WRITTEN EXERCISE: Retype everything in the listing below, from its first line down to the line containing "- box-body: [704, 493, 753, 512]", both included. Copy each line with no changes.

MATERIAL SHOWN:
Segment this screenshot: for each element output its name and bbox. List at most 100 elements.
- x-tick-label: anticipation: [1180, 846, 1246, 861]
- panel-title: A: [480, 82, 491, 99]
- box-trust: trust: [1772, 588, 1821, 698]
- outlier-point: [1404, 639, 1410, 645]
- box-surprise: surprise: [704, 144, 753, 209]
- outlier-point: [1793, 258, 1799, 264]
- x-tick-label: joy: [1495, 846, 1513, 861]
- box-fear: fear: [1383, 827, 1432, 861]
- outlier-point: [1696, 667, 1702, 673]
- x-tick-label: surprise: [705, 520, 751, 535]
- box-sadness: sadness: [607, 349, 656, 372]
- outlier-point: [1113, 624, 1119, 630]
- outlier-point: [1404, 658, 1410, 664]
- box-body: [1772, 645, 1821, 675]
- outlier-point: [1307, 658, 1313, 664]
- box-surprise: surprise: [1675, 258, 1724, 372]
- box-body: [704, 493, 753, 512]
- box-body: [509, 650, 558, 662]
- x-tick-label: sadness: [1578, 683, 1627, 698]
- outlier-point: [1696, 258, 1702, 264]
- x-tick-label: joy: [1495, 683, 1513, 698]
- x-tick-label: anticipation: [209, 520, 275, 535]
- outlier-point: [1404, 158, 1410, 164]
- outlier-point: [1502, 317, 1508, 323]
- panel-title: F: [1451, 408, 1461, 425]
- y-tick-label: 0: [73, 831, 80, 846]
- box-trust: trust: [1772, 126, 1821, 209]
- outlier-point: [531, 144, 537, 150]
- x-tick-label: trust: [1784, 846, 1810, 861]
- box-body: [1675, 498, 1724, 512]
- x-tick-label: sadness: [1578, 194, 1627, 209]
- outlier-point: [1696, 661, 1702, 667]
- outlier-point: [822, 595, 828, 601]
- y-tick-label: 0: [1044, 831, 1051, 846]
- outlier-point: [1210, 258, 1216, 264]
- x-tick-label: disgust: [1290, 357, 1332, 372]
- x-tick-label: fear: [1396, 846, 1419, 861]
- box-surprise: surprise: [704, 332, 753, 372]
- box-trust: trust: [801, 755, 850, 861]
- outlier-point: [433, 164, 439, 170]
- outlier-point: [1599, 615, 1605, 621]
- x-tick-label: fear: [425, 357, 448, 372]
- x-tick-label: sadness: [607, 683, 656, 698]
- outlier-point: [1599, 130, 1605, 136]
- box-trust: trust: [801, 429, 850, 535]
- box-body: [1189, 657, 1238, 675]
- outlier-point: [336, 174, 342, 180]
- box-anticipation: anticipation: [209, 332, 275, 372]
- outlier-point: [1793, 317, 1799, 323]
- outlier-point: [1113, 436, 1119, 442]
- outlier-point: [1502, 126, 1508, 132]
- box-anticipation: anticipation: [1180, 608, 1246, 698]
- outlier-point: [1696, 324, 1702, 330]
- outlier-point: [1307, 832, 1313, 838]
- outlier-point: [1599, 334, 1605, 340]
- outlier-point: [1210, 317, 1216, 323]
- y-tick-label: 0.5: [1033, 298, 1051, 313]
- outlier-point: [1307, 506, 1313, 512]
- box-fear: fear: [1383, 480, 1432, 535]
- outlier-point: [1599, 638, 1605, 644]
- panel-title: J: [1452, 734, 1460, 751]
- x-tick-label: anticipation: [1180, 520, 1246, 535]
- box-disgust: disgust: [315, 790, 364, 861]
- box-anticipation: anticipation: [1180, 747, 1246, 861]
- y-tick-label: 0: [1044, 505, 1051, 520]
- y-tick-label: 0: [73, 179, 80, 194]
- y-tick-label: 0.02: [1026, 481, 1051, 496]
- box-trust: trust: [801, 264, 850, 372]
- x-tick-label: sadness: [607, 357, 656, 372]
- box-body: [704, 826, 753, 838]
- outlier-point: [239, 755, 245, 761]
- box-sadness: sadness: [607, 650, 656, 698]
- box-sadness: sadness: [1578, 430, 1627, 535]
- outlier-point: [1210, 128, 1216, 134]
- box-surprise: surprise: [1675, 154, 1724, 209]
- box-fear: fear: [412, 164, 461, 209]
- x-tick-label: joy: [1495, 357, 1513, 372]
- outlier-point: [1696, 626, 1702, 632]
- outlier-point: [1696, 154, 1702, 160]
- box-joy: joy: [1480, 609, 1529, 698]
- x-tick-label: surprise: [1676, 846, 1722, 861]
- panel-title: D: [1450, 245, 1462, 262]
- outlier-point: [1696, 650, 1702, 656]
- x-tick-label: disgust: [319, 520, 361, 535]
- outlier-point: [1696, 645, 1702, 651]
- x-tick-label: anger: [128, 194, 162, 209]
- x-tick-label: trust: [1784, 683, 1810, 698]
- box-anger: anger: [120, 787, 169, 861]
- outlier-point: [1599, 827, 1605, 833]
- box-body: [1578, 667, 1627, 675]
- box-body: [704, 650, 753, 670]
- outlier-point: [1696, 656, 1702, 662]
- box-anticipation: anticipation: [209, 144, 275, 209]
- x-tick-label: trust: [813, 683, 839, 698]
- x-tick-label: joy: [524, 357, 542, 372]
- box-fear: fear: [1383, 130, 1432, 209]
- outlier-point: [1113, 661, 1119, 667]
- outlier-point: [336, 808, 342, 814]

RESULT FOR THIS TASK:
Segment this screenshot: for each element output its name and bbox. List at most 100 elements.
- x-tick-label: anticipation: [1180, 846, 1246, 861]
- panel-title: A: [480, 82, 491, 99]
- box-trust: trust: [1772, 588, 1821, 698]
- outlier-point: [1404, 639, 1410, 645]
- box-surprise: surprise: [704, 144, 753, 209]
- outlier-point: [1793, 258, 1799, 264]
- x-tick-label: joy: [1495, 846, 1513, 861]
- box-fear: fear: [1383, 827, 1432, 861]
- outlier-point: [1696, 667, 1702, 673]
- x-tick-label: surprise: [705, 520, 751, 535]
- box-sadness: sadness: [607, 349, 656, 372]
- outlier-point: [1113, 624, 1119, 630]
- outlier-point: [1404, 658, 1410, 664]
- box-body: [1772, 645, 1821, 675]
- outlier-point: [1307, 658, 1313, 664]
- box-surprise: surprise: [1675, 258, 1724, 372]
- box-body: [704, 493, 753, 512]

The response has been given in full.